▶ [Task to complete]: Gather up the lines with the word "think" in them.
::: Raw records
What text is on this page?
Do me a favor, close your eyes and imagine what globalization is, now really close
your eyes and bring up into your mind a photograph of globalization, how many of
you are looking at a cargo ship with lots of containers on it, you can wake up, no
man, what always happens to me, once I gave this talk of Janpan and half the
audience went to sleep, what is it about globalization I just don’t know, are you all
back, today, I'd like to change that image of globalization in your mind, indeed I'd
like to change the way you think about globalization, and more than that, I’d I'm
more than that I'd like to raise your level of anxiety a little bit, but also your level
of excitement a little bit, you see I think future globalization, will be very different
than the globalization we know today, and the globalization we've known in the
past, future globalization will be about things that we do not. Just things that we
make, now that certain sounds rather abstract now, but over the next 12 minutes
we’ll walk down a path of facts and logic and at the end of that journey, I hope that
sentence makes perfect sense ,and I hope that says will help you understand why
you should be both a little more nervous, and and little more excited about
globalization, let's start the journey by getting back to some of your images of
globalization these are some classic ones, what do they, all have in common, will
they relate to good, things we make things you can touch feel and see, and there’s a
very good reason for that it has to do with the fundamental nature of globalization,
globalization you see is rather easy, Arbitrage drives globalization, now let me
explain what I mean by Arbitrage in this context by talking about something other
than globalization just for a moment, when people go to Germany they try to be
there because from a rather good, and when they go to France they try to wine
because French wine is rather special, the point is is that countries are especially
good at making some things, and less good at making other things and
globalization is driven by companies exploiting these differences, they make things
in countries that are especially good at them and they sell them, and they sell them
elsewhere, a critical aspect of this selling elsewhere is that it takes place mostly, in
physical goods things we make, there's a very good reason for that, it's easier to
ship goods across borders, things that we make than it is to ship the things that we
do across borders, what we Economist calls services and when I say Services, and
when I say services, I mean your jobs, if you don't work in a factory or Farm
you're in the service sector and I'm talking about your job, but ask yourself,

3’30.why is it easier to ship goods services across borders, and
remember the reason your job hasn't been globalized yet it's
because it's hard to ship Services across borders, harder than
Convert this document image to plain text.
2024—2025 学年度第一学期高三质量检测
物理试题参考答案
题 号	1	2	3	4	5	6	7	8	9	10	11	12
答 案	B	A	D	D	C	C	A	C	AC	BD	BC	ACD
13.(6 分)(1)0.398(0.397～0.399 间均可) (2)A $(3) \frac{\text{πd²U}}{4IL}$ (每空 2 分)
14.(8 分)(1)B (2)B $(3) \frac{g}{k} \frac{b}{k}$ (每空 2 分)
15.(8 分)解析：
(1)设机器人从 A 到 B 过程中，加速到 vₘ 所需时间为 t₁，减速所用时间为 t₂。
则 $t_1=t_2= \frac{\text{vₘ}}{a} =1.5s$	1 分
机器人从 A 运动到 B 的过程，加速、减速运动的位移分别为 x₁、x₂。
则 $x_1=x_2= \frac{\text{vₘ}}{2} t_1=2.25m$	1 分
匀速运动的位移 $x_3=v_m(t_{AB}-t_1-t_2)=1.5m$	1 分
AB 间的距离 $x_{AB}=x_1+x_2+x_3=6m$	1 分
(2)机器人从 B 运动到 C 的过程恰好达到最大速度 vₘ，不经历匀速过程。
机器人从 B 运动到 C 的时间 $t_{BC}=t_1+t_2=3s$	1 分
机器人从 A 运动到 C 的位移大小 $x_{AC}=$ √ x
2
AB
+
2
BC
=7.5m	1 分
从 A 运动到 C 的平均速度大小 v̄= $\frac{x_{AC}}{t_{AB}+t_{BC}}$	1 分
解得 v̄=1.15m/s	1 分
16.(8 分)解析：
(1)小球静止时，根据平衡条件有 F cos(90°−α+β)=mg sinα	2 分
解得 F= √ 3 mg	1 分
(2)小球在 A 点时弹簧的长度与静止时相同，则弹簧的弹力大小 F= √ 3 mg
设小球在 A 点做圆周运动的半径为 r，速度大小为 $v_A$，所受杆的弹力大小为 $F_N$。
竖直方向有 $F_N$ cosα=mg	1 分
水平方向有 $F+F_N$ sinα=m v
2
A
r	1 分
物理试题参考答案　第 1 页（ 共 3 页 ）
::::::
▶ [Task output]:
like to change the way you think about globalization, and more than that, I’d I'm
of excitement a little bit, you see I think future globalization, will be very different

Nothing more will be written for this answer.